Each line of the material below that holds the word "request" needs to be copied.

• RECORD EXCERPTS:
(begin)

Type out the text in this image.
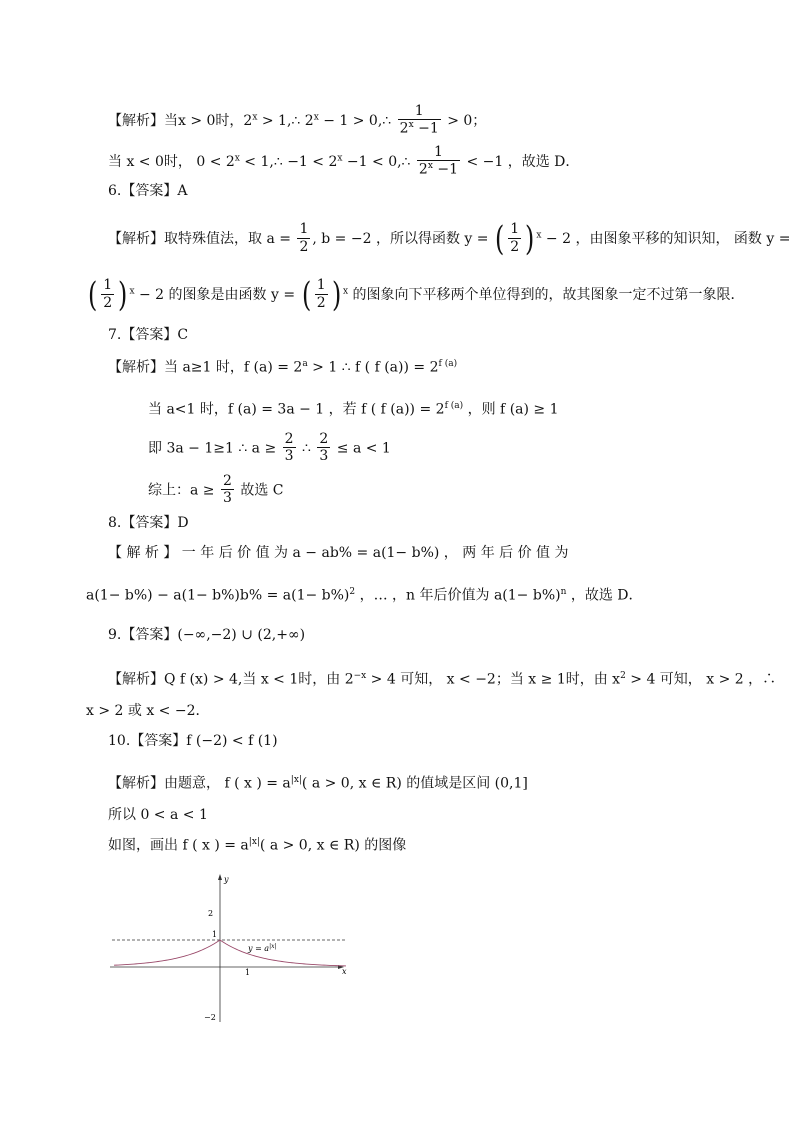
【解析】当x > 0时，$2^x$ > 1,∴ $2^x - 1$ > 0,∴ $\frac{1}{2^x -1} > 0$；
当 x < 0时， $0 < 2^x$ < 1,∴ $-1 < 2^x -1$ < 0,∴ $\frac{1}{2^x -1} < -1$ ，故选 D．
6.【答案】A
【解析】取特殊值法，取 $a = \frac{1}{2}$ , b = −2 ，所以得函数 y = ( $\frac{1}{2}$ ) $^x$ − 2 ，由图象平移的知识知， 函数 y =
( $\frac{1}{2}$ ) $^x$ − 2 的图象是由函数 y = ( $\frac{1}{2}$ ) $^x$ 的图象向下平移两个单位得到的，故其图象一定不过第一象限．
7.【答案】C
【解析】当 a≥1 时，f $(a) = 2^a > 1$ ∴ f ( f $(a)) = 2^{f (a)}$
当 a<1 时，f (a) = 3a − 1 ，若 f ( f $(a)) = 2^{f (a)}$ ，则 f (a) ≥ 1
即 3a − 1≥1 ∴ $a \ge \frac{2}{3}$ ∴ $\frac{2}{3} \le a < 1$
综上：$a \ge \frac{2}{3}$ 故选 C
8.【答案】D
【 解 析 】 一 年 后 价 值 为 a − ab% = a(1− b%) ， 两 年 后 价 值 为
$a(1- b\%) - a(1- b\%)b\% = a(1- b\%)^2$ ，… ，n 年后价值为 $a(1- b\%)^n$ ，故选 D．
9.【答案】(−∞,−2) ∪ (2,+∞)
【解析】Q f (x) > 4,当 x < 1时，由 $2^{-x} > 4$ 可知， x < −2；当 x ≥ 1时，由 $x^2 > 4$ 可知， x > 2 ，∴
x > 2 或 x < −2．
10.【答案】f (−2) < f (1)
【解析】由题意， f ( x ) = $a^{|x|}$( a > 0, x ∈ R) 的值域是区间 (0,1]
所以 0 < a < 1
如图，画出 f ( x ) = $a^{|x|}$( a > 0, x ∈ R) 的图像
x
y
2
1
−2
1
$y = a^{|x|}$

(end)
(begin)

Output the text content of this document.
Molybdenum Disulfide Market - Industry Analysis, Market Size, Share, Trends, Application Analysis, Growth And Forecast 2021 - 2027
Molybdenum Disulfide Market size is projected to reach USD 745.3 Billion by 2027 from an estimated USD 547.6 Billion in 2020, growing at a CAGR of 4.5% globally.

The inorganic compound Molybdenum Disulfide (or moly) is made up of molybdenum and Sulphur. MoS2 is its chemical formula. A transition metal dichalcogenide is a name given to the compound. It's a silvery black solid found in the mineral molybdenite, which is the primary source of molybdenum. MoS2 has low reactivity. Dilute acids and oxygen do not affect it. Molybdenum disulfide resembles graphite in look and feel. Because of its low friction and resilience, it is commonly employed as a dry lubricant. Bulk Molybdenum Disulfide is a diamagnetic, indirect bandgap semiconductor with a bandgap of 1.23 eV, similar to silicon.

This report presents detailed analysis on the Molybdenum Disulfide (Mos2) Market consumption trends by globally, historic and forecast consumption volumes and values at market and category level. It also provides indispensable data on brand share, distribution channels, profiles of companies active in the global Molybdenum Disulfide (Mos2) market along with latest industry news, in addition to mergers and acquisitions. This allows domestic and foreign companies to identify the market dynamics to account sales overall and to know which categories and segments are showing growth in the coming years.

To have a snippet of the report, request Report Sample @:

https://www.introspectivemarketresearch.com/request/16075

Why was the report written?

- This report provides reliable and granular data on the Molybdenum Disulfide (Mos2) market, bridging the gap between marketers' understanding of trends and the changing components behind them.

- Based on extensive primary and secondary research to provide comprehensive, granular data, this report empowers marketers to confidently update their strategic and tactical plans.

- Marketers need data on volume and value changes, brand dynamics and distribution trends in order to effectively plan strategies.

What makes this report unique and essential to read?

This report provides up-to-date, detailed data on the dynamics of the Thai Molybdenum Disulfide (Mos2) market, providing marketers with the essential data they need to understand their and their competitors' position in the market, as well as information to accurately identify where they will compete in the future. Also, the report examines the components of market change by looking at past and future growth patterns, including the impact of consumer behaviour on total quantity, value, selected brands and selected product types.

(end)

• COMPLETED TASK:
To have a snippet of the report, request Report Sample @:
https://www.introspectivemarketresearch.com/request/16075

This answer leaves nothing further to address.